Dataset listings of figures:
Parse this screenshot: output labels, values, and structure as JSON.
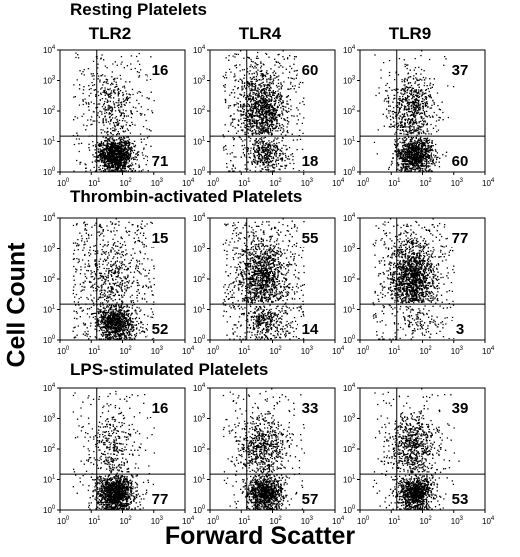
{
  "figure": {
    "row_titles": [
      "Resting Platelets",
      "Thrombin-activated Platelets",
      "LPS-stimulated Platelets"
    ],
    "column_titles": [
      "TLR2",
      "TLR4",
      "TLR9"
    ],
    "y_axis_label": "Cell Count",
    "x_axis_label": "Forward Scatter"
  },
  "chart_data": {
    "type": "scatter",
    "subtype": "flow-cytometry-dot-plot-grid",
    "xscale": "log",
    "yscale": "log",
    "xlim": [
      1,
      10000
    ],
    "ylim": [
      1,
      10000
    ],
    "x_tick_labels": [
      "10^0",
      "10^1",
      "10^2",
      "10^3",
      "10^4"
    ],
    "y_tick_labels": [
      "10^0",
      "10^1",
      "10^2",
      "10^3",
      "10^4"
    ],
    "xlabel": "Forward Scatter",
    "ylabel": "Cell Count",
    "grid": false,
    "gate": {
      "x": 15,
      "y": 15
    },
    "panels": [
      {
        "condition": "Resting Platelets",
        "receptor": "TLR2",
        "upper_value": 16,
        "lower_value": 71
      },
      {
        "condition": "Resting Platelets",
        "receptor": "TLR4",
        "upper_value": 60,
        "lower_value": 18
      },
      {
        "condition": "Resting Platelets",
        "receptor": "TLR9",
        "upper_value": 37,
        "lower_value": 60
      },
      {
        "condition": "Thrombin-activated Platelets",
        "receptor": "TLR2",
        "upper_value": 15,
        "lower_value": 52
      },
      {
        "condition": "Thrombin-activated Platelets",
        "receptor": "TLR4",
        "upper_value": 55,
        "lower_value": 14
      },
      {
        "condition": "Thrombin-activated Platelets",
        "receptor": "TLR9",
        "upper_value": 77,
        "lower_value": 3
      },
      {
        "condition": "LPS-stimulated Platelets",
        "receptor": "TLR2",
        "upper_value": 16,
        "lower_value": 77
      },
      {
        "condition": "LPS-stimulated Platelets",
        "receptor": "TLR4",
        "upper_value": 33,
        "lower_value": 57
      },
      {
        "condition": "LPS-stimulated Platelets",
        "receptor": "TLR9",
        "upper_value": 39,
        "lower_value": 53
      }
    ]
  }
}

• _Request_
Omit the pictures and output all of the other material exactly.

• _Result_
Parse this screenshot: output labels, values, and structure as JSON.
{
  "figure": {
    "row_titles": [
      "Resting Platelets",
      "Thrombin-activated Platelets",
      "LPS-stimulated Platelets"
    ],
    "column_titles": [
      "TLR2",
      "TLR4",
      "TLR9"
    ],
    "y_axis_label": "Cell Count",
    "x_axis_label": "Forward Scatter"
  },
  "chart_data": {
    "type": "scatter",
    "subtype": "flow-cytometry-dot-plot-grid",
    "xscale": "log",
    "yscale": "log",
    "xlim": [
      1,
      10000
    ],
    "ylim": [
      1,
      10000
    ],
    "x_tick_labels": [
      "10^0",
      "10^1",
      "10^2",
      "10^3",
      "10^4"
    ],
    "y_tick_labels": [
      "10^0",
      "10^1",
      "10^2",
      "10^3",
      "10^4"
    ],
    "xlabel": "Forward Scatter",
    "ylabel": "Cell Count",
    "grid": false,
    "gate": {
      "x": 15,
      "y": 15
    },
    "panels": [
      {
        "condition": "Resting Platelets",
        "receptor": "TLR2",
        "upper_value": 16,
        "lower_value": 71
      },
      {
        "condition": "Resting Platelets",
        "receptor": "TLR4",
        "upper_value": 60,
        "lower_value": 18
      },
      {
        "condition": "Resting Platelets",
        "receptor": "TLR9",
        "upper_value": 37,
        "lower_value": 60
      },
      {
        "condition": "Thrombin-activated Platelets",
        "receptor": "TLR2",
        "upper_value": 15,
        "lower_value": 52
      },
      {
        "condition": "Thrombin-activated Platelets",
        "receptor": "TLR4",
        "upper_value": 55,
        "lower_value": 14
      },
      {
        "condition": "Thrombin-activated Platelets",
        "receptor": "TLR9",
        "upper_value": 77,
        "lower_value": 3
      },
      {
        "condition": "LPS-stimulated Platelets",
        "receptor": "TLR2",
        "upper_value": 16,
        "lower_value": 77
      },
      {
        "condition": "LPS-stimulated Platelets",
        "receptor": "TLR4",
        "upper_value": 33,
        "lower_value": 57
      },
      {
        "condition": "LPS-stimulated Platelets",
        "receptor": "TLR9",
        "upper_value": 39,
        "lower_value": 53
      }
    ]
  }
}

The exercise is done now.